• _WRITTEN INSTRUCTION_: Gather all lines containing the string "массой" and copy them out.

• _Data entries_:
* * *
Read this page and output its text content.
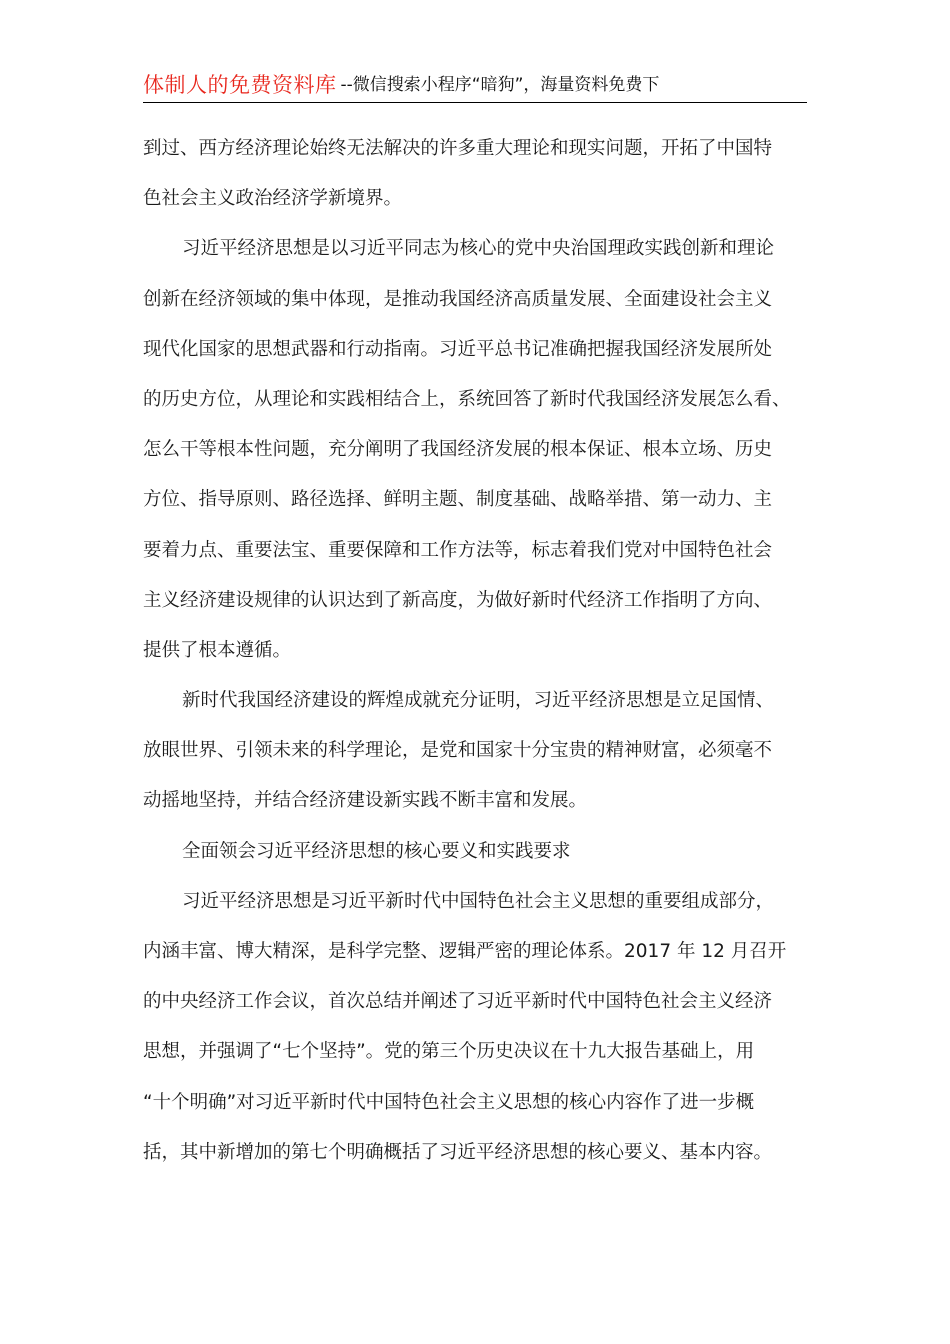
体制人的免费资料库 --微信搜索小程序“暗狗”，海量资料免费下
到过、西方经济理论始终无法解决的许多重大理论和现实问题，开拓了中国特
色社会主义政治经济学新境界。
习近平经济思想是以习近平同志为核心的党中央治国理政实践创新和理论
创新在经济领域的集中体现，是推动我国经济高质量发展、全面建设社会主义
现代化国家的思想武器和行动指南。习近平总书记准确把握我国经济发展所处
的历史方位，从理论和实践相结合上，系统回答了新时代我国经济发展怎么看、
怎么干等根本性问题，充分阐明了我国经济发展的根本保证、根本立场、历史
方位、指导原则、路径选择、鲜明主题、制度基础、战略举措、第一动力、主
要着力点、重要法宝、重要保障和工作方法等，标志着我们党对中国特色社会
主义经济建设规律的认识达到了新高度，为做好新时代经济工作指明了方向、
提供了根本遵循。
新时代我国经济建设的辉煌成就充分证明，习近平经济思想是立足国情、
放眼世界、引领未来的科学理论，是党和国家十分宝贵的精神财富，必须毫不
动摇地坚持，并结合经济建设新实践不断丰富和发展。
全面领会习近平经济思想的核心要义和实践要求
习近平经济思想是习近平新时代中国特色社会主义思想的重要组成部分，
内涵丰富、博大精深，是科学完整、逻辑严密的理论体系。2017 年 12 月召开
的中央经济工作会议，首次总结并阐述了习近平新时代中国特色社会主义经济
思想，并强调了“七个坚持”。党的第三个历史决议在十九大报告基础上，用
“十个明确”对习近平新时代中国特色社会主义思想的核心内容作了进一步概
括，其中新增加的第七个明确概括了习近平经济思想的核心要义、基本内容。
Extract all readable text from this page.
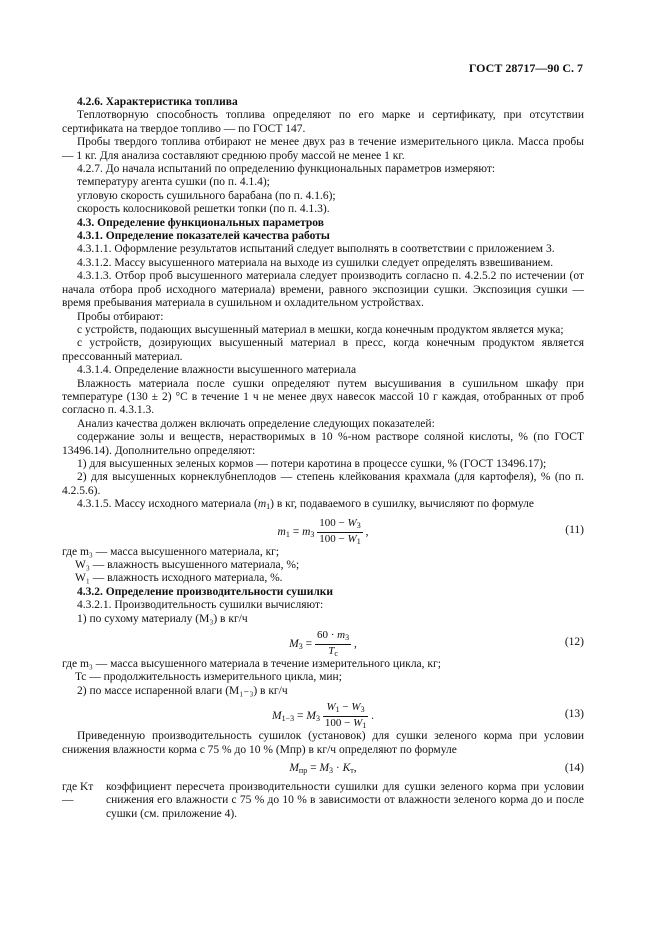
ГОСТ 28717—90 С. 7

4.2.6. Характеристика топлива

Теплотворную способность топлива определяют по его марке и сертификату, при отсутствии сертификата на твердое топливо — по ГОСТ 147.

Пробы твердого топлива отбирают не менее двух раз в течение измерительного цикла. Масса пробы — 1 кг. Для анализа составляют среднюю пробу массой не менее 1 кг.

4.2.7. До начала испытаний по определению функциональных параметров измеряют:

температуру агента сушки (по п. 4.1.4);

угловую скорость сушильного барабана (по п. 4.1.6);

скорость колосниковой решетки топки (по п. 4.1.3).

4.3. Определение функциональных параметров

4.3.1. Определение показателей качества работы

4.3.1.1. Оформление результатов испытаний следует выполнять в соответствии с приложением 3.

4.3.1.2. Массу высушенного материала на выходе из сушилки следует определять взвешиванием.

4.3.1.3. Отбор проб высушенного материала следует производить согласно п. 4.2.5.2 по истечении (от начала отбора проб исходного материала) времени, равного экспозиции сушки. Экспозиция сушки — время пребывания материала в сушильном и охладительном устройствах.

Пробы отбирают:

с устройств, подающих высушенный материал в мешки, когда конечным продуктом является мука;

с устройств, дозирующих высушенный материал в пресс, когда конечным продуктом является прессованный материал.

4.3.1.4. Определение влажности высушенного материала

Влажность материала после сушки определяют путем высушивания в сушильном шкафу при температуре (130 ± 2) °С в течение 1 ч не менее двух навесок массой 10 г каждая, отобранных от проб согласно п. 4.3.1.3.

Анализ качества должен включать определение следующих показателей:

содержание золы и веществ, нерастворимых в 10 %-ном растворе соляной кислоты, % (по ГОСТ 13496.14). Дополнительно определяют:

1) для высушенных зеленых кормов — потери каротина в процессе сушки, % (ГОСТ 13496.17);

2) для высушенных корнеклубнеплодов — степень клейкования крахмала (для картофеля), % (по п. 4.2.5.6).

4.3.1.5. Массу исходного материала $(m_1)$ в кг, подаваемого в сушилку, вычисляют по формуле

$m_1 = m_3 \frac{100 - W_3}{100 - W_1}$ ,	(11)

где m₃ — масса высушенного материала, кг;

W₃ — влажность высушенного материала, %;

W₁ — влажность исходного материала, %.

4.3.2. Определение производительности сушилки

4.3.2.1. Производительность сушилки вычисляют:

1) по сухому материалу (M₃) в кг/ч

$M_3 = \frac{60 \cdot m_3}{T_c}$ ,	(12)

где m₃ — масса высушенного материала в течение измерительного цикла, кг;

Tc — продолжительность измерительного цикла, мин;

2) по массе испаренной влаги (M₁₋₃) в кг/ч

$M_{1-3} = M_3 \frac{W_1 - W_3}{100 - W_1}$ .	(13)

Приведенную производительность сушилок (установок) для сушки зеленого корма при условии снижения влажности корма с 75 % до 10 % (Mпр) в кг/ч определяют по формуле

$M_{пр} = M_3 \cdot K_т$,	(14)
где Kт —
коэффициент пересчета производительности сушилки для сушки зеленого корма при условии снижения его влажности с 75 % до 10 % в зависимости от влажности зеленого корма до и после сушки (см. приложение 4).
* * *
• _FINISHED ANSWER_:
Пробы твердого топлива отбирают не менее двух раз в течение измерительного цикла. Масса пробы — 1 кг. Для анализа составляют среднюю пробу массой не менее 1 кг.
Влажность материала после сушки определяют путем высушивания в сушильном шкафу при температуре (130 ± 2) °С в течение 1 ч не менее двух навесок массой 10 г каждая, отобранных от проб согласно п. 4.3.1.3.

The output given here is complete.